■ **Work required**
Work through the entries below and show every line in which "They" is found.

■ **Dataset items**
++++++

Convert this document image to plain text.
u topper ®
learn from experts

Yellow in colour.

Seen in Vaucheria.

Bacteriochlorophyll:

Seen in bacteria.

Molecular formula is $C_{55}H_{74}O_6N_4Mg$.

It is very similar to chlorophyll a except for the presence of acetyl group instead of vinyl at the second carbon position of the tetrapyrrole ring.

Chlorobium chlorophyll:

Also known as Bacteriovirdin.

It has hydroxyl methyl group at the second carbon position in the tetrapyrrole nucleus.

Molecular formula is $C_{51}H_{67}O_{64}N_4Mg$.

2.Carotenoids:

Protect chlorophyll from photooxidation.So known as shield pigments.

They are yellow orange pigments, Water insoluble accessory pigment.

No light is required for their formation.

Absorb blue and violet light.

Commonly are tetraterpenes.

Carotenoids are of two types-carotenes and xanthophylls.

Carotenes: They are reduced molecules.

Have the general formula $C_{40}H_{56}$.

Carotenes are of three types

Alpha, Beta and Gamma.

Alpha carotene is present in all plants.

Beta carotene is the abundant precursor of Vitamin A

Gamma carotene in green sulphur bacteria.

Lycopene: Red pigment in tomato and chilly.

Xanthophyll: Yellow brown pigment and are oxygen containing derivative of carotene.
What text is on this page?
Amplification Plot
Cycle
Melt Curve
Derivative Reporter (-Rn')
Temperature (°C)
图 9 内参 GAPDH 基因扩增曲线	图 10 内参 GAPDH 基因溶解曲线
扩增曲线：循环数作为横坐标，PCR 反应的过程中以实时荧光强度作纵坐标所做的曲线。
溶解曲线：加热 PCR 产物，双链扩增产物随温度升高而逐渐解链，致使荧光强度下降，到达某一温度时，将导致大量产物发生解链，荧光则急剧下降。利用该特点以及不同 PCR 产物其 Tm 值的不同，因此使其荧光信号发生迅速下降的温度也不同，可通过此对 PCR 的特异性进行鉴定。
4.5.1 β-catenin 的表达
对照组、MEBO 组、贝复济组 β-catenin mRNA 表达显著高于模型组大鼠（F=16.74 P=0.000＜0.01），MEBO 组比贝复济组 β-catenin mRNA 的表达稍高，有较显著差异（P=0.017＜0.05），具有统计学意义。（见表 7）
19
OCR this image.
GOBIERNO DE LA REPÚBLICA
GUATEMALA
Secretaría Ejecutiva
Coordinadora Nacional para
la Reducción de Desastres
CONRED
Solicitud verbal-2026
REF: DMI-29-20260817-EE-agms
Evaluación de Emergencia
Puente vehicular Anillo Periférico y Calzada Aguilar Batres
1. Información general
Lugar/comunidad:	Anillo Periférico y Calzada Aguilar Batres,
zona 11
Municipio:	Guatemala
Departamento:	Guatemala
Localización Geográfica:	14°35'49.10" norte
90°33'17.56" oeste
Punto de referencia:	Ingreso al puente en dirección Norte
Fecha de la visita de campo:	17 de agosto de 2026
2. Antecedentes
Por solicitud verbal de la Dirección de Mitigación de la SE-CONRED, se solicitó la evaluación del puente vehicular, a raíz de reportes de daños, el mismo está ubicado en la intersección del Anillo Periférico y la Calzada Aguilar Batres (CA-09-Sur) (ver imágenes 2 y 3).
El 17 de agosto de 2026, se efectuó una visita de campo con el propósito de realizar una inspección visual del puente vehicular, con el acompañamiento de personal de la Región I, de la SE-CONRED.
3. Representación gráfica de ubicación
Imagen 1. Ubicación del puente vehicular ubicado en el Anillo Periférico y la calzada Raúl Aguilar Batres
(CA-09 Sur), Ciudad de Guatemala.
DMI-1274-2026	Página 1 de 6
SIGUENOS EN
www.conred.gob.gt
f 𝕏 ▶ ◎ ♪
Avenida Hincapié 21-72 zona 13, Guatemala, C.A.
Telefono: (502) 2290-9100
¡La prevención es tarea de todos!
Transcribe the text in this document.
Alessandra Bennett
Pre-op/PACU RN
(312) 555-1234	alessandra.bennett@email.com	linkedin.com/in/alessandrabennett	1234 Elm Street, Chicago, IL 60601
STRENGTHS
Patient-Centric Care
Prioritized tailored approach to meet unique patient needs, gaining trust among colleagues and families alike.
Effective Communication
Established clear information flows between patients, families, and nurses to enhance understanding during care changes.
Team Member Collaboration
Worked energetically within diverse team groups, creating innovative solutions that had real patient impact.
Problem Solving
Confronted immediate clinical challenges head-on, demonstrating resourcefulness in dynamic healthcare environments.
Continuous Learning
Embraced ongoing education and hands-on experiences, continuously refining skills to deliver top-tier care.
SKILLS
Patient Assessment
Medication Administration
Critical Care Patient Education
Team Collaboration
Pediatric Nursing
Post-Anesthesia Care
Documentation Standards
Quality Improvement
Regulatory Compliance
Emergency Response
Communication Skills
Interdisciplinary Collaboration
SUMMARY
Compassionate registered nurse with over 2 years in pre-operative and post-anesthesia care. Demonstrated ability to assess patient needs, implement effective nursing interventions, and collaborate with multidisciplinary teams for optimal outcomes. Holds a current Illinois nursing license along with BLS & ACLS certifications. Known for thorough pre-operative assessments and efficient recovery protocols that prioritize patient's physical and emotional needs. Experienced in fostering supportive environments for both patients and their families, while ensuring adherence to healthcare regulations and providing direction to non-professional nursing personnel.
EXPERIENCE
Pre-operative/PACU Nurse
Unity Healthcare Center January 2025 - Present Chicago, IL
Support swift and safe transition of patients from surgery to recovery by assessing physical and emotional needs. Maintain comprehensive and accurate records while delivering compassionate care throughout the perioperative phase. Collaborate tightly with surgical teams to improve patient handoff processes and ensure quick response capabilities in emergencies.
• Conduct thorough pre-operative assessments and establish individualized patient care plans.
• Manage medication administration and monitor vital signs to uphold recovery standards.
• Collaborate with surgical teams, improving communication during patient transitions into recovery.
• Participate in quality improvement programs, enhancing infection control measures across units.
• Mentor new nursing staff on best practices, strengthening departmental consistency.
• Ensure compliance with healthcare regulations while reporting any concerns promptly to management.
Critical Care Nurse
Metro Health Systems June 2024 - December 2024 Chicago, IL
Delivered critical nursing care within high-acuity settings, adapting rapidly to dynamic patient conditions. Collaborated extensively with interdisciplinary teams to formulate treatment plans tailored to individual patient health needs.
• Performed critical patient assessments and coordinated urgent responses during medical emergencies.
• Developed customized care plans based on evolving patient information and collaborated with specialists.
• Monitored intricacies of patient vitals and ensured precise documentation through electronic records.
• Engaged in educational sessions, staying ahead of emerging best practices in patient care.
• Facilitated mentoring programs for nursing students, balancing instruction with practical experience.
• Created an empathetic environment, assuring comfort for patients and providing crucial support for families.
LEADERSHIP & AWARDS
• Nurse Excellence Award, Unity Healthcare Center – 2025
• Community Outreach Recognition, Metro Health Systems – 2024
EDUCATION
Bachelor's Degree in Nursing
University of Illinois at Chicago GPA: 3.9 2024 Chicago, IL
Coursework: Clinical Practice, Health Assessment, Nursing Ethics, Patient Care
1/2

++++++

■ **The completed task**
They are yellow orange pigments, Water insoluble accessory pigment.
Carotenes: They are reduced molecules.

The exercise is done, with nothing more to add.